EXTRACT
+++
Now that the rule's fate hangs in the balance, many are wondering: Will the firm reverse some of its early business decisions?
Not a chance, says Arthur Osman, a top executive in the LPL division that supports banks and credit unions.

"There are no plans to undo any of those changes because we feel that they help us work toward the best-interest standard," he said in a phone interview from Fort Lauderdale, Florida, where LPL was hosting its annual conference for program managers and bank and credit union executives.

"We feel as though they help us remove the potential for conflict and we believe they have made our overall platform more competitive," he said.

Osman doesn't think that financial institutions that opt not to switch to a fiduciary standard — should the rule be watered down or rescinded — will have a strategic advantage over LPL and its partner banks and credit unions that did make the costly switch.

"Those that haven't made changes and look to make no changes unless forced to will be at competitive disadvantage," he said.

Indeed, bank wealth executives agreed with the theme of the conference, which centered on the need to reinvent and reposition investment services programs, according to Osman.

"Institutions that have a long-term view of the business subscribe to the need for evolution and the best-interest standard," he said.

News from the White House about a potential delay won't lead the firm to stray from its course, with plans expected to move forward as intended. In the event that it is delayed, the firm will have the opportunity to implement the plans in a more measured way.

Osman noted that if the rule is delayed, the firm would be able to spend more time in the area of product standardization. The firm began work late last year to standardize the way products are manufactured. In 2016, it looked at variable annuities and is now evaluating other product categories, such as alternatives and mutual funds.

"If afforded a delay, it gives us an opportunity to continue that work but not be as rushed to perform it," Osman said.
+++
DATASET ENTRIES
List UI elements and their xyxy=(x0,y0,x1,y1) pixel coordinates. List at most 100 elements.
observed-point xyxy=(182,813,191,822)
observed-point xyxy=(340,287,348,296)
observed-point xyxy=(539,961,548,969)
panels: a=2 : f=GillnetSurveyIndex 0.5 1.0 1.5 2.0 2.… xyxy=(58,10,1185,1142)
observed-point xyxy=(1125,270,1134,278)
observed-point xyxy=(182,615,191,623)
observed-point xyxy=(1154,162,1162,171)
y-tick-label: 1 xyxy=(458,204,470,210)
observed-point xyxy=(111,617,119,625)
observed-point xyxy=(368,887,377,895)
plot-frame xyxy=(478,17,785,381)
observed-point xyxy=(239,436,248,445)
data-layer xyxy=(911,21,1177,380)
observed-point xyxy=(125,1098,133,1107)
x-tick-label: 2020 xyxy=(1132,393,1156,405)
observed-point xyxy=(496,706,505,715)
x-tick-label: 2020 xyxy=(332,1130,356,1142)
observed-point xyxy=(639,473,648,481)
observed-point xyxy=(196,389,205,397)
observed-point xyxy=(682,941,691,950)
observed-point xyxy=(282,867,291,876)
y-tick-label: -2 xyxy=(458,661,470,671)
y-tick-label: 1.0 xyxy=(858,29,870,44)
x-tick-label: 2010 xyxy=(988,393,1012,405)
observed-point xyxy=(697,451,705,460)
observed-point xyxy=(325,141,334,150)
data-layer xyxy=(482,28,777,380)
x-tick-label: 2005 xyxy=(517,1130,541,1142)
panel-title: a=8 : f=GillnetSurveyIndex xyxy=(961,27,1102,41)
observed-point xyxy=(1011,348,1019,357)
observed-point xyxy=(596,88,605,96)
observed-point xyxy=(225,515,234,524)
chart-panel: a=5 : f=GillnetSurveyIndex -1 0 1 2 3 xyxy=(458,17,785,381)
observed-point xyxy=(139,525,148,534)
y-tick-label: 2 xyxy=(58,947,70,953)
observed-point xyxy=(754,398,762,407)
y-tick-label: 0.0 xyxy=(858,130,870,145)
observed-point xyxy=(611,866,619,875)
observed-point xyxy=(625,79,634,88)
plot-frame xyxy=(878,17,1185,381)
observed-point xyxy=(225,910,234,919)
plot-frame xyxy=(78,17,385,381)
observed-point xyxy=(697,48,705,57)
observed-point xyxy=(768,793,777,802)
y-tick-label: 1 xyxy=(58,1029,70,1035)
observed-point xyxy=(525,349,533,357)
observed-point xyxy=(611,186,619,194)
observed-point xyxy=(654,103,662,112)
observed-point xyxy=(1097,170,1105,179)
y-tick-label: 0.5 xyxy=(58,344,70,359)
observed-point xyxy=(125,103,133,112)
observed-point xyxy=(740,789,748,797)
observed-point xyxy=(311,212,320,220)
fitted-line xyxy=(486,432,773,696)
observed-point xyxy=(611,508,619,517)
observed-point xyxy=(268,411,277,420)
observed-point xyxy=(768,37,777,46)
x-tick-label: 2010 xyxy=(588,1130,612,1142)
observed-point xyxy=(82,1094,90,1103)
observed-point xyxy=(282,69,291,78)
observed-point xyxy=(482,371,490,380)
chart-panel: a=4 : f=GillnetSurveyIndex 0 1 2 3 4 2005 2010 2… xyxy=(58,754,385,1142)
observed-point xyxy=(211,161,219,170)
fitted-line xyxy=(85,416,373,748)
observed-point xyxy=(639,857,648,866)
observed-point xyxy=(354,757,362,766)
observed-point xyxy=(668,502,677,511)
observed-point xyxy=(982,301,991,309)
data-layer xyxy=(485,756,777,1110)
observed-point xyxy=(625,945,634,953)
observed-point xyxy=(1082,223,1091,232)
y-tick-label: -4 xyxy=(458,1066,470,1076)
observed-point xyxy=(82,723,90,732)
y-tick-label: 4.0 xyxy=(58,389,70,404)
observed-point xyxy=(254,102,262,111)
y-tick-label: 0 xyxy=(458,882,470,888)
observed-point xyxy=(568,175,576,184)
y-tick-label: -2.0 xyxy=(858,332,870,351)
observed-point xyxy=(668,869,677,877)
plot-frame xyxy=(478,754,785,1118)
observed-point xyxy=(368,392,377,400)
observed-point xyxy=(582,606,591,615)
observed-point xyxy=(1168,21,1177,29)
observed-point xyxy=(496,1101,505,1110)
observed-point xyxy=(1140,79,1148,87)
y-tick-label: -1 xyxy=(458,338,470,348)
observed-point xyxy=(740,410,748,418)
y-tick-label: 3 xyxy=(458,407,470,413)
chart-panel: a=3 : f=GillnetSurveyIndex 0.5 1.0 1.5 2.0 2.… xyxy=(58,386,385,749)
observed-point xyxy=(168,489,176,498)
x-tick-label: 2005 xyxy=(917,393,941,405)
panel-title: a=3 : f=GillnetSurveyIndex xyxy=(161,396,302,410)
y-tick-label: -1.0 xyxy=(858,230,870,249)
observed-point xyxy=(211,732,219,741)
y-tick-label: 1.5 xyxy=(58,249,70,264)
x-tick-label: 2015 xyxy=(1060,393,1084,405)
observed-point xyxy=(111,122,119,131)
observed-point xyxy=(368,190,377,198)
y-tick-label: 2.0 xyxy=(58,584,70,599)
+++
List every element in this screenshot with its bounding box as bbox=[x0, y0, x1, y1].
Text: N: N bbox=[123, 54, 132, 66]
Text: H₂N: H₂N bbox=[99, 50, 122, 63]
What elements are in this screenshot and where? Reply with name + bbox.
+++
EXERCISE PROMPT
Write out the stretch of the LPL article from "Osman doesn't think" through "according to Osman.", word for word.

PROBLEM SOLUTION
Osman doesn't think that financial institutions that opt not to switch to a fiduciary standard — should the rule be watered down or rescinded — will have a strategic advantage over LPL and its partner banks and credit unions that did make the costly switch.

"Those that haven't made changes and look to make no changes unless forced to will be at competitive disadvantage," he said.

Indeed, bank wealth executives agreed with the theme of the conference, which centered on the need to reinvent and reposition investment services programs, according to Osman.